PROBLEM REQUIREMENTS -> Could you return, unchanged, every line of the material below, from its first line through the line containing "buy-signal-marker xyxy=(1495,691,1522,716)"?

GIVEN DATA ->

* * *

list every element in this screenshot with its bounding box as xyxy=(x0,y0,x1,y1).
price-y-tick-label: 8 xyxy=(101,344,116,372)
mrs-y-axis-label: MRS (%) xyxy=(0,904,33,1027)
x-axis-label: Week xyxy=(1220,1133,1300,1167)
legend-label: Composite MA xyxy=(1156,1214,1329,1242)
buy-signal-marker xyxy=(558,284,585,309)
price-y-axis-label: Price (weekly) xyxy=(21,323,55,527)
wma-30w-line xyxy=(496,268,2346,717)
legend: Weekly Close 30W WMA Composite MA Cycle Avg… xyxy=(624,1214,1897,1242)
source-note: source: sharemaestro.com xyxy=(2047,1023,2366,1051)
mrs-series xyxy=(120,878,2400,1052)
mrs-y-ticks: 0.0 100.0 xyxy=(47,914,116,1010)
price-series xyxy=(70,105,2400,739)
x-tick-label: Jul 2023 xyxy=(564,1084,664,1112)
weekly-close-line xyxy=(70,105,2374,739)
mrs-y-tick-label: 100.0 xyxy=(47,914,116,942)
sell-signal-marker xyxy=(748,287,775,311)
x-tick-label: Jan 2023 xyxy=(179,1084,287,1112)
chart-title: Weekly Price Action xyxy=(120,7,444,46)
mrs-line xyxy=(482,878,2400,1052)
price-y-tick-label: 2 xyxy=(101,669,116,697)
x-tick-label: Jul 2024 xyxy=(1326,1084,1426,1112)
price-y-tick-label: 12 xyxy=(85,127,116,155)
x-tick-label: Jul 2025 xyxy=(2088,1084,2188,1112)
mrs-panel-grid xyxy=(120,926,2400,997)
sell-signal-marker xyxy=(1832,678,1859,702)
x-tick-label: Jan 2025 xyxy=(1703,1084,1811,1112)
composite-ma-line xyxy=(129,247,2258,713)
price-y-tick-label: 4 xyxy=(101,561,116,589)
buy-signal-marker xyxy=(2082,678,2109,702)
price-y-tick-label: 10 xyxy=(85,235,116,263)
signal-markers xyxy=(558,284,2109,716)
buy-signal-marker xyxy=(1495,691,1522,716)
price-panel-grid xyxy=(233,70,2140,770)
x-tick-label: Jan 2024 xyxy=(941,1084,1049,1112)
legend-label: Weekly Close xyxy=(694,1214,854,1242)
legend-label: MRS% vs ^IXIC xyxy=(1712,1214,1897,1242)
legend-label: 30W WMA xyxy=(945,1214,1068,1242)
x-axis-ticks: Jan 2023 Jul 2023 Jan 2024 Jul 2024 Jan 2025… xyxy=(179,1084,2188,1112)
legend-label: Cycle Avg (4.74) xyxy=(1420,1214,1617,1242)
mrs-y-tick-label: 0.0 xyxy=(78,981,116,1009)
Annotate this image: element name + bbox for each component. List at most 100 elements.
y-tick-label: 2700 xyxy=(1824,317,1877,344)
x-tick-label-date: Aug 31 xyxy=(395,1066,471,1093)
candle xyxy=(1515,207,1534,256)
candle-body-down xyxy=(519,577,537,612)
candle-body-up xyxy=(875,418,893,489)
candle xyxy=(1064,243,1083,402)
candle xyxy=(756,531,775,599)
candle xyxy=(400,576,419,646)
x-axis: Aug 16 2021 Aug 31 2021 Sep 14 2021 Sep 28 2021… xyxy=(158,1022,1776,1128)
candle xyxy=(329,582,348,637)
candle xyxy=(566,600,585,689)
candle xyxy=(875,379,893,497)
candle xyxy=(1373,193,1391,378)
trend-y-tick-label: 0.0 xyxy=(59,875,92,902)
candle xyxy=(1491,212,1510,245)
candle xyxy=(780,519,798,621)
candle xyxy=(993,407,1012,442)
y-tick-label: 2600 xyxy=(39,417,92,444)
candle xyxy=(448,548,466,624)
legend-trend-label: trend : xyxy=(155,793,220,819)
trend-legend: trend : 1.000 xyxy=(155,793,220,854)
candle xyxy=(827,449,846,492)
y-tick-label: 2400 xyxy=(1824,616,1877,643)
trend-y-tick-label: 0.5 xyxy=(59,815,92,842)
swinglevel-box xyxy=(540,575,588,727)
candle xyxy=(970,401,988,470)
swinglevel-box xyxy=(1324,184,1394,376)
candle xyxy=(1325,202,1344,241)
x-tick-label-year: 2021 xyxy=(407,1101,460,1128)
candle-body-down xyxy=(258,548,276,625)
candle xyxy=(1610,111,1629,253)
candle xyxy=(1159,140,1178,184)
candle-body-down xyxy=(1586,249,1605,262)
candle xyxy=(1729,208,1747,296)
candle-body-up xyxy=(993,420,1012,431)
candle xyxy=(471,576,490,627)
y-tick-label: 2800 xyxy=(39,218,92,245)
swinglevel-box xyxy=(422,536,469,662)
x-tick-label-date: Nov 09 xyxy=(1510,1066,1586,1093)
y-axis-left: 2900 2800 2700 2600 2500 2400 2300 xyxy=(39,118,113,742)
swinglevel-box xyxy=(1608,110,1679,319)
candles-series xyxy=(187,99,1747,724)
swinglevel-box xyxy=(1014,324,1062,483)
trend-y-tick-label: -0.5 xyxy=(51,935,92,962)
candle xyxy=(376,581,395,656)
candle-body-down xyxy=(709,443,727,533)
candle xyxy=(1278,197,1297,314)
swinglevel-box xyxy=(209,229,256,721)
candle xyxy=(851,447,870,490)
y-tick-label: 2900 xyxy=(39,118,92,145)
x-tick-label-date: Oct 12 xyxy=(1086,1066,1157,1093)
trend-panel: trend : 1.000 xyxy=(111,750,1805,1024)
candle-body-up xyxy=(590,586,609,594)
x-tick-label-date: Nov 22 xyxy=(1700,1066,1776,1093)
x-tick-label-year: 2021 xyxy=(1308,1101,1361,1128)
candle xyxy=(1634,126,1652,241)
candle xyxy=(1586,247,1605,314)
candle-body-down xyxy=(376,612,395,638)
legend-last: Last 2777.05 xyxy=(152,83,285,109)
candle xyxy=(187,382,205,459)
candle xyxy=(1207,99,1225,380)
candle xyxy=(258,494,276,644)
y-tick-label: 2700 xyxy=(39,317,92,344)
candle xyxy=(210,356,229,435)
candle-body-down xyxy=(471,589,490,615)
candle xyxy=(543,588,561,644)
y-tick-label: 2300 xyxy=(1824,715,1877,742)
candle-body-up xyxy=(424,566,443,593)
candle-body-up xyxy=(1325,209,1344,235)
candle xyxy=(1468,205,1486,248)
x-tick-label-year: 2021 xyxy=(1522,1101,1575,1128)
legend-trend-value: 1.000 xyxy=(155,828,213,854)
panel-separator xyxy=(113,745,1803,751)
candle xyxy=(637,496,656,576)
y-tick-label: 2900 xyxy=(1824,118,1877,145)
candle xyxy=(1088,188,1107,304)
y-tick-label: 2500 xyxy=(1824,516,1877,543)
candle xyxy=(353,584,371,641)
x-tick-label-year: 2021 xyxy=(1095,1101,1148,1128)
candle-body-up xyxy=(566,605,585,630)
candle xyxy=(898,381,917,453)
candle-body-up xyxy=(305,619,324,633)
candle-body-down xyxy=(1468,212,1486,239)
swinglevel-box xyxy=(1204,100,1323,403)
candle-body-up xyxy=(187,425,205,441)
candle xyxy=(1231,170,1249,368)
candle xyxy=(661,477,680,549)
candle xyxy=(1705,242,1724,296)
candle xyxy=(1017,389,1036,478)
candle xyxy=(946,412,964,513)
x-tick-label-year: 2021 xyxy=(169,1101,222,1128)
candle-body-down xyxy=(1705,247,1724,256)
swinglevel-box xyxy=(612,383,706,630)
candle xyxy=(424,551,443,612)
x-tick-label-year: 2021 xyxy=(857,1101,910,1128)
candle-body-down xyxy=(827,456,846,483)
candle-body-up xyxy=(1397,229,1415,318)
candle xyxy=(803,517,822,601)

* * *

ANSWER TO THE EXERCISE ->
list every element in this screenshot with its bounding box as xyxy=(x0,y0,x1,y1).
price-y-tick-label: 8 xyxy=(101,344,116,372)
mrs-y-axis-label: MRS (%) xyxy=(0,904,33,1027)
x-axis-label: Week xyxy=(1220,1133,1300,1167)
legend-label: Composite MA xyxy=(1156,1214,1329,1242)
buy-signal-marker xyxy=(558,284,585,309)
price-y-axis-label: Price (weekly) xyxy=(21,323,55,527)
wma-30w-line xyxy=(496,268,2346,717)
legend: Weekly Close 30W WMA Composite MA Cycle Avg… xyxy=(624,1214,1897,1242)
source-note: source: sharemaestro.com xyxy=(2047,1023,2366,1051)
mrs-series xyxy=(120,878,2400,1052)
mrs-y-ticks: 0.0 100.0 xyxy=(47,914,116,1010)
price-series xyxy=(70,105,2400,739)
x-tick-label: Jul 2023 xyxy=(564,1084,664,1112)
weekly-close-line xyxy=(70,105,2374,739)
mrs-y-tick-label: 100.0 xyxy=(47,914,116,942)
sell-signal-marker xyxy=(748,287,775,311)
x-tick-label: Jan 2023 xyxy=(179,1084,287,1112)
chart-title: Weekly Price Action xyxy=(120,7,444,46)
mrs-line xyxy=(482,878,2400,1052)
price-y-tick-label: 2 xyxy=(101,669,116,697)
x-tick-label: Jul 2024 xyxy=(1326,1084,1426,1112)
price-y-tick-label: 12 xyxy=(85,127,116,155)
x-tick-label: Jul 2025 xyxy=(2088,1084,2188,1112)
mrs-panel-grid xyxy=(120,926,2400,997)
sell-signal-marker xyxy=(1832,678,1859,702)
x-tick-label: Jan 2025 xyxy=(1703,1084,1811,1112)
composite-ma-line xyxy=(129,247,2258,713)
price-y-tick-label: 4 xyxy=(101,561,116,589)
buy-signal-marker xyxy=(2082,678,2109,702)
price-y-tick-label: 10 xyxy=(85,235,116,263)
signal-markers xyxy=(558,284,2109,716)
buy-signal-marker xyxy=(1495,691,1522,716)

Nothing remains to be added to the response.